(Transcript data for document pages)

● ● ● ●

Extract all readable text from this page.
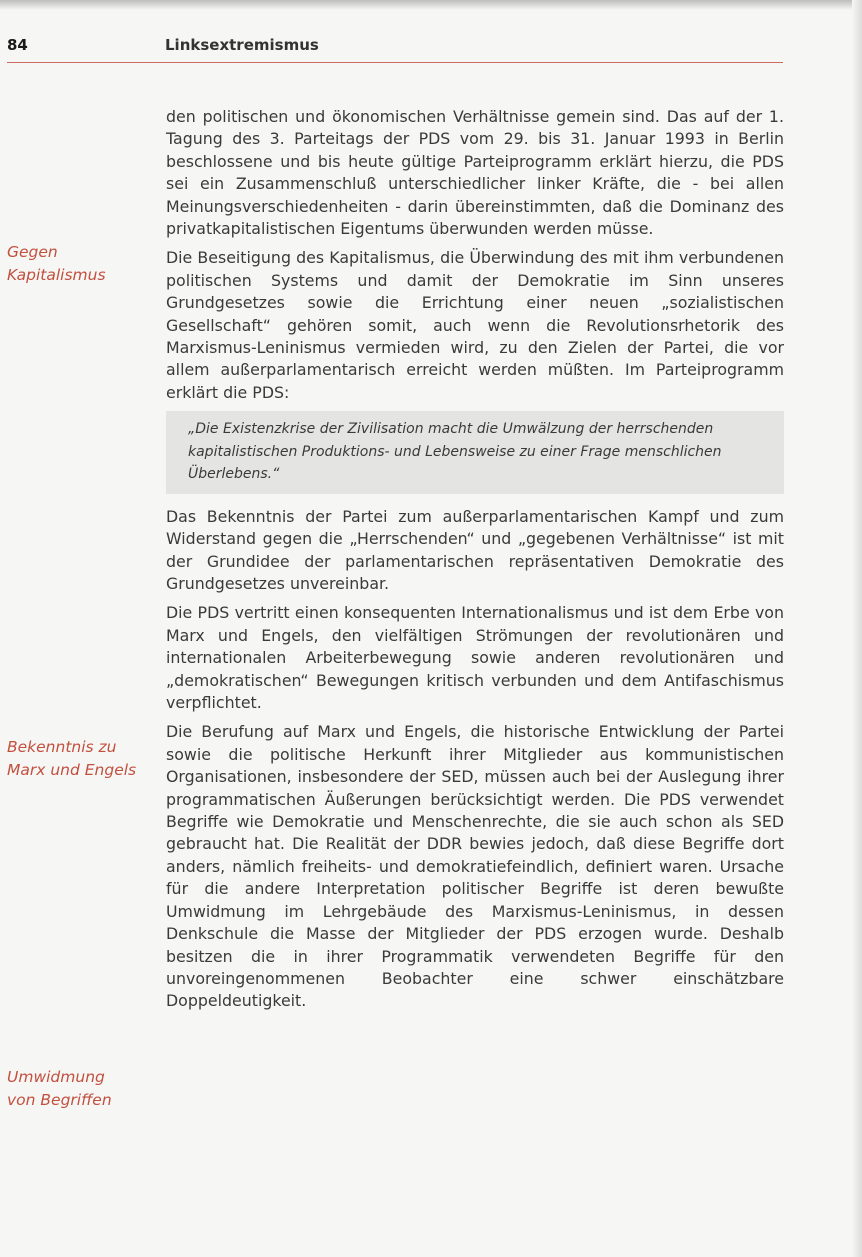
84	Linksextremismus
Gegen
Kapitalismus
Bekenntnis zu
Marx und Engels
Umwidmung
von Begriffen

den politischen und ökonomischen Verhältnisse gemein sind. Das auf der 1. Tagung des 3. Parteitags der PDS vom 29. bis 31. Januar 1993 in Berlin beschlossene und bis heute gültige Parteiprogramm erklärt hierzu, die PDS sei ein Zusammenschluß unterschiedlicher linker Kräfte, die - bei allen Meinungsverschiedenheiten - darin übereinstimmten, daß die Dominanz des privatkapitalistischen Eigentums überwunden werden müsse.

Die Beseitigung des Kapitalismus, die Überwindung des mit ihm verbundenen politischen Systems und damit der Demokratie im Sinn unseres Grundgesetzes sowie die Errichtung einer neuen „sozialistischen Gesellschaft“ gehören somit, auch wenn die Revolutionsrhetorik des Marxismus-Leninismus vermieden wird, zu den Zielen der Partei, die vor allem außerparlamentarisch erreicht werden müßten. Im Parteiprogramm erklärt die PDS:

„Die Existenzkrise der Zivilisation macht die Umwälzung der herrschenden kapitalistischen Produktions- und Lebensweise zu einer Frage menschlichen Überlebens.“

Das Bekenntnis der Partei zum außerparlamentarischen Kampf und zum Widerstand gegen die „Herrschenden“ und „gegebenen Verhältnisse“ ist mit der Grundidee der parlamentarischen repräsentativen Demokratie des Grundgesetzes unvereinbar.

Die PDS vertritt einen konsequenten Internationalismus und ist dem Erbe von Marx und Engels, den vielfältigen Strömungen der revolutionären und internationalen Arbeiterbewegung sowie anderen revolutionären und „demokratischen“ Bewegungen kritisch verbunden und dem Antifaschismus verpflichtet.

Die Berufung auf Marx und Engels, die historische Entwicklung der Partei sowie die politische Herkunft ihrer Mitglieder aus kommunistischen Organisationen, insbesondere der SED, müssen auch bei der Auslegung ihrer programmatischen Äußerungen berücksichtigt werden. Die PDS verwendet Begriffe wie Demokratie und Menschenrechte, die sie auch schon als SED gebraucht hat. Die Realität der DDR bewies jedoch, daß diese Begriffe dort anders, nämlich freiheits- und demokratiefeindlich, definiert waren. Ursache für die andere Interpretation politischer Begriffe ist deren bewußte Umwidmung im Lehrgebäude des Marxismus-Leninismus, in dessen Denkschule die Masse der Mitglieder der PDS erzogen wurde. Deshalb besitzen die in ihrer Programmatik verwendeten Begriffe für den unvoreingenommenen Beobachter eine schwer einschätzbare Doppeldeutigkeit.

● ● ● ●

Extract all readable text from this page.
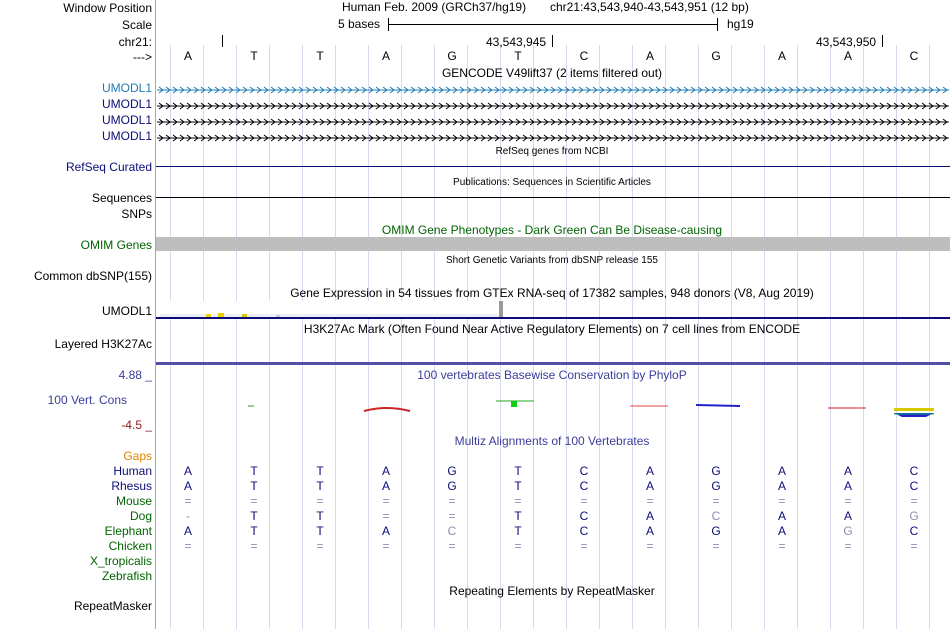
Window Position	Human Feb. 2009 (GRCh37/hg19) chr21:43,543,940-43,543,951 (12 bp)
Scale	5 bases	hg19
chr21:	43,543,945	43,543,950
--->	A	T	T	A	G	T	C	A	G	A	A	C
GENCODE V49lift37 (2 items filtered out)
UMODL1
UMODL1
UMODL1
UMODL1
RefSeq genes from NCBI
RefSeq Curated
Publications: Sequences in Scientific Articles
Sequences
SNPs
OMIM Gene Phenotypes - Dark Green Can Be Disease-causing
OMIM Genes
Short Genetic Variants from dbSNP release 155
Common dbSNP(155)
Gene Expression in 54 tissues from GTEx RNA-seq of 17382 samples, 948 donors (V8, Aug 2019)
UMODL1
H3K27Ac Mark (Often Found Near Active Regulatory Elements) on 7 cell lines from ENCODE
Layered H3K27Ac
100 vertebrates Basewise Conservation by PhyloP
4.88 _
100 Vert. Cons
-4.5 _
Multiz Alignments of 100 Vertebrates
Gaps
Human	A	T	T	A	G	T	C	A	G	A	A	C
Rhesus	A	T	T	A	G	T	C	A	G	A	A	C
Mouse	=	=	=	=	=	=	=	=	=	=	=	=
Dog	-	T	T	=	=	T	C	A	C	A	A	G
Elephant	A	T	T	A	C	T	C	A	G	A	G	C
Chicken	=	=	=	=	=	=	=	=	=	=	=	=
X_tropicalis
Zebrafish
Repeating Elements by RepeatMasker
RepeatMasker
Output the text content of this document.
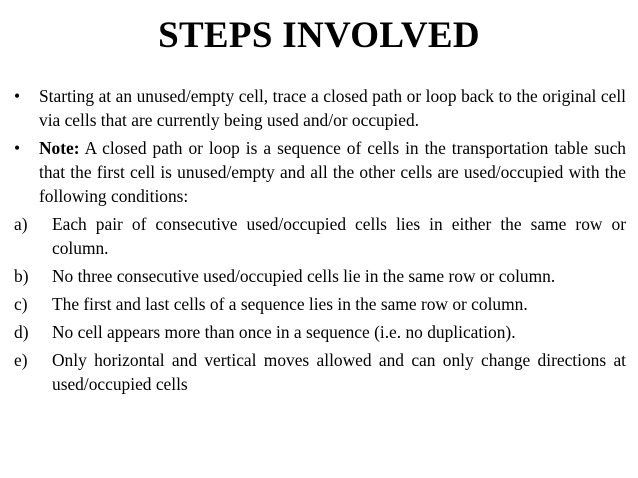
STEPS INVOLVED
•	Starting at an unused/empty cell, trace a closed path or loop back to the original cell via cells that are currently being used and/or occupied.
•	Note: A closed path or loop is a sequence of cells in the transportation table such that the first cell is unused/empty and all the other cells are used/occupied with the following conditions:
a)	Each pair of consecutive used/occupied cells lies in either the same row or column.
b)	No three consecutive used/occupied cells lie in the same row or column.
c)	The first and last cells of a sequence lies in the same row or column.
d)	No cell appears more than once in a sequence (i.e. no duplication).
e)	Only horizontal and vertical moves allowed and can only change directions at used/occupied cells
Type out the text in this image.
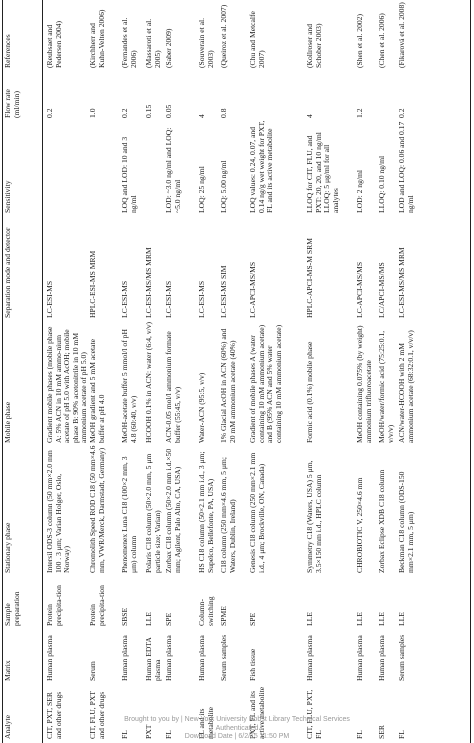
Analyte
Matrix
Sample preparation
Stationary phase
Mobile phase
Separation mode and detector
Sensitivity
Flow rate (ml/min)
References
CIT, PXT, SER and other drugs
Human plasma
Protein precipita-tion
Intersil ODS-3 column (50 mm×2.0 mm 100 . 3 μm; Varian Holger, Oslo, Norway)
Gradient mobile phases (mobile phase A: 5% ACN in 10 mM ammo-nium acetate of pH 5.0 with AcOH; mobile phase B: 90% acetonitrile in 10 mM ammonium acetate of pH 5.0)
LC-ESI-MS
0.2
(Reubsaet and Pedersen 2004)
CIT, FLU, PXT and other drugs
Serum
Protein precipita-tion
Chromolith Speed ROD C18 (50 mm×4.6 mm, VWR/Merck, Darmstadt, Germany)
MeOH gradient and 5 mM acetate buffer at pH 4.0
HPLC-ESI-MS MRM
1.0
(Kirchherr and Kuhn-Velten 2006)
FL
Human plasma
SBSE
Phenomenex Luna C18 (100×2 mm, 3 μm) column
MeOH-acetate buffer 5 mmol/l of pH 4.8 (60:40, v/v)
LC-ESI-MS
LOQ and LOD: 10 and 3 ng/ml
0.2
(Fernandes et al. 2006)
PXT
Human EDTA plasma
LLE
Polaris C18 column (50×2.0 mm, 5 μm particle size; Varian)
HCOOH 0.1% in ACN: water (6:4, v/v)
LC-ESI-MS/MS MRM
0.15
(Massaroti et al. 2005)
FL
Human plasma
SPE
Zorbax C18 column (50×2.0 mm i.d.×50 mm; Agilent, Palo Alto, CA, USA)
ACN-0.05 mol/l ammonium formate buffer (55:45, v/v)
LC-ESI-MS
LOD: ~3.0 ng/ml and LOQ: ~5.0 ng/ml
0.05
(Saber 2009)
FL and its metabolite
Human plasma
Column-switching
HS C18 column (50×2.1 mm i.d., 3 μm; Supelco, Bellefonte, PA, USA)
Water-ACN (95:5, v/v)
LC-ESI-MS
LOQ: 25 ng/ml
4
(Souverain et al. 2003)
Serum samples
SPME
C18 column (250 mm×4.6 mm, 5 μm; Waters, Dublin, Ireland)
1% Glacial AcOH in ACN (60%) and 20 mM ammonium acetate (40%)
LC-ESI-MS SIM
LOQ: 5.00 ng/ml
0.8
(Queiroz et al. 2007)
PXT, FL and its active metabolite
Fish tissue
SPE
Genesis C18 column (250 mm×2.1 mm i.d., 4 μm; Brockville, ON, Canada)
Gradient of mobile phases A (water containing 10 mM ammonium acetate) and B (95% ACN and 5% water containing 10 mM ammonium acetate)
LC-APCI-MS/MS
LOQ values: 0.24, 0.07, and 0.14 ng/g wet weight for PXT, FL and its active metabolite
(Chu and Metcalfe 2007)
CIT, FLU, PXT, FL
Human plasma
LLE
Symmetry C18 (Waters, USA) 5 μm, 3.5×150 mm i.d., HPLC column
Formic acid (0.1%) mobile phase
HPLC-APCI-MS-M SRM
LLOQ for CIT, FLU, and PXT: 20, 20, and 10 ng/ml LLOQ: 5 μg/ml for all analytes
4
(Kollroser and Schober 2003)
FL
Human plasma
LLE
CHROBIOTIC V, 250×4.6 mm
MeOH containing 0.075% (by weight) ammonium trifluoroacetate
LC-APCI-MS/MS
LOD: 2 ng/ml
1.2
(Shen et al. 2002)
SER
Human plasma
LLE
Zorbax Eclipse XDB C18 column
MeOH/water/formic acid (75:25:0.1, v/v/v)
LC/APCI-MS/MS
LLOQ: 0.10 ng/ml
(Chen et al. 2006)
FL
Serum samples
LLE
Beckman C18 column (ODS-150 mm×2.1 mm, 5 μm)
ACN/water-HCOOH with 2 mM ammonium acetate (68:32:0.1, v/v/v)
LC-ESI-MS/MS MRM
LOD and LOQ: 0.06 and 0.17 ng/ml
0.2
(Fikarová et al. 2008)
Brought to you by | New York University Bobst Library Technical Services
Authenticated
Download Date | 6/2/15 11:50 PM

● ● ● ●

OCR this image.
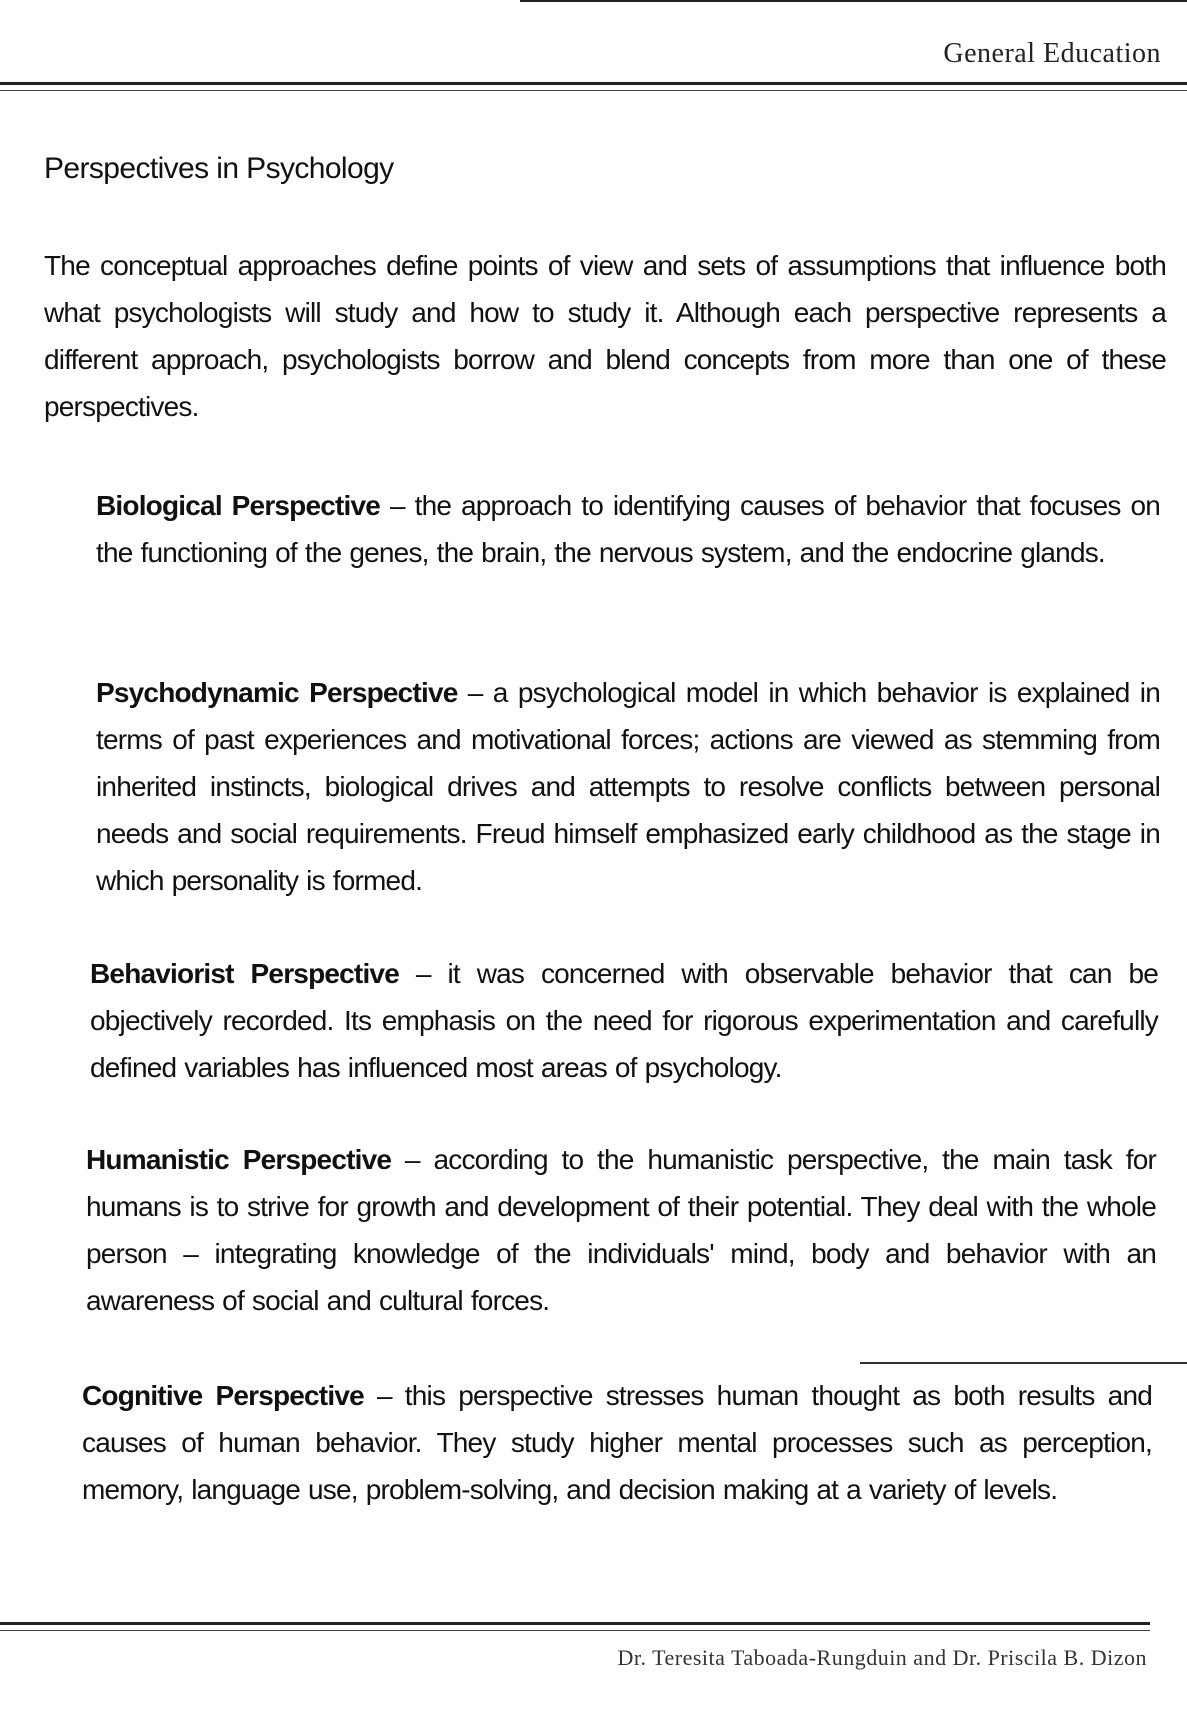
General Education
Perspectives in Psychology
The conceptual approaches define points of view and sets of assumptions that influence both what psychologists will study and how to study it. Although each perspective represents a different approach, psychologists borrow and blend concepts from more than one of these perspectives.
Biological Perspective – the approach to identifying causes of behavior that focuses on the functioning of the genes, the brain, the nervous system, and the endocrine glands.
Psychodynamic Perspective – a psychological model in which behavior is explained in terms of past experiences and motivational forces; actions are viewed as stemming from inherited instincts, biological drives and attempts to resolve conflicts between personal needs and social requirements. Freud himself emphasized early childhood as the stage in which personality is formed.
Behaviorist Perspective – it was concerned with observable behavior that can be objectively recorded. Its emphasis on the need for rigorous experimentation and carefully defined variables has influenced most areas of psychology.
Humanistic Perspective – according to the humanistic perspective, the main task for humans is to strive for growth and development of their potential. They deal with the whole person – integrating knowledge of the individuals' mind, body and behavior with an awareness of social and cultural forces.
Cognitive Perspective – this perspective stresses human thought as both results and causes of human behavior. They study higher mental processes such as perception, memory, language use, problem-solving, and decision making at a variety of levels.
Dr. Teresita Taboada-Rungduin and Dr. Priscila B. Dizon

● ● ● ●

Each line in the data that has the word "from" counts once; state how many such lines there are, without comment.

• [Result of this exercise]: 8